▶ Input rows:

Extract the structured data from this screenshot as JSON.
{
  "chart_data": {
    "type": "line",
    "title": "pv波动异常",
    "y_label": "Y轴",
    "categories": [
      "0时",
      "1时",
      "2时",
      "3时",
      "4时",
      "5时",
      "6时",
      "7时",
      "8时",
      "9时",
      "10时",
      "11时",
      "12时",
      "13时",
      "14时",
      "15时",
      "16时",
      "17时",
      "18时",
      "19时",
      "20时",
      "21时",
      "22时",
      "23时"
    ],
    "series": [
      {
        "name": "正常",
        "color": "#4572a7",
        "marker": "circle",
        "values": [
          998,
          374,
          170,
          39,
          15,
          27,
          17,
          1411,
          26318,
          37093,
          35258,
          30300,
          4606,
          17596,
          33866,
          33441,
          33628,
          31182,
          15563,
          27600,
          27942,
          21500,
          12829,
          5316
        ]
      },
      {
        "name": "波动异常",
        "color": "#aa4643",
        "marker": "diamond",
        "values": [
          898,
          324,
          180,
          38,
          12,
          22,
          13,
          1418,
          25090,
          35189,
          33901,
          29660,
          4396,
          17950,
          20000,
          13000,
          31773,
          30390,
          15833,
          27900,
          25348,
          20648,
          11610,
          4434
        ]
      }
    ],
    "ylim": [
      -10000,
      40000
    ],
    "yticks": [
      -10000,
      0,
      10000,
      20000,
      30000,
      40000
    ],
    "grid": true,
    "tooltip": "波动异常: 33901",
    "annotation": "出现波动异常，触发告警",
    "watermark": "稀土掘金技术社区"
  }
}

▶ The exercise: Every entry above needs to be quoted exactly.

▶ Answer in full:
Extract the structured data from this screenshot as JSON.
{
  "chart_data": {
    "type": "line",
    "title": "pv波动异常",
    "y_label": "Y轴",
    "categories": [
      "0时",
      "1时",
      "2时",
      "3时",
      "4时",
      "5时",
      "6时",
      "7时",
      "8时",
      "9时",
      "10时",
      "11时",
      "12时",
      "13时",
      "14时",
      "15时",
      "16时",
      "17时",
      "18时",
      "19时",
      "20时",
      "21时",
      "22时",
      "23时"
    ],
    "series": [
      {
        "name": "正常",
        "color": "#4572a7",
        "marker": "circle",
        "values": [
          998,
          374,
          170,
          39,
          15,
          27,
          17,
          1411,
          26318,
          37093,
          35258,
          30300,
          4606,
          17596,
          33866,
          33441,
          33628,
          31182,
          15563,
          27600,
          27942,
          21500,
          12829,
          5316
        ]
      },
      {
        "name": "波动异常",
        "color": "#aa4643",
        "marker": "diamond",
        "values": [
          898,
          324,
          180,
          38,
          12,
          22,
          13,
          1418,
          25090,
          35189,
          33901,
          29660,
          4396,
          17950,
          20000,
          13000,
          31773,
          30390,
          15833,
          27900,
          25348,
          20648,
          11610,
          4434
        ]
      }
    ],
    "ylim": [
      -10000,
      40000
    ],
    "yticks": [
      -10000,
      0,
      10000,
      20000,
      30000,
      40000
    ],
    "grid": true,
    "tooltip": "波动异常: 33901",
    "annotation": "出现波动异常，触发告警",
    "watermark": "稀土掘金技术社区"
  }
}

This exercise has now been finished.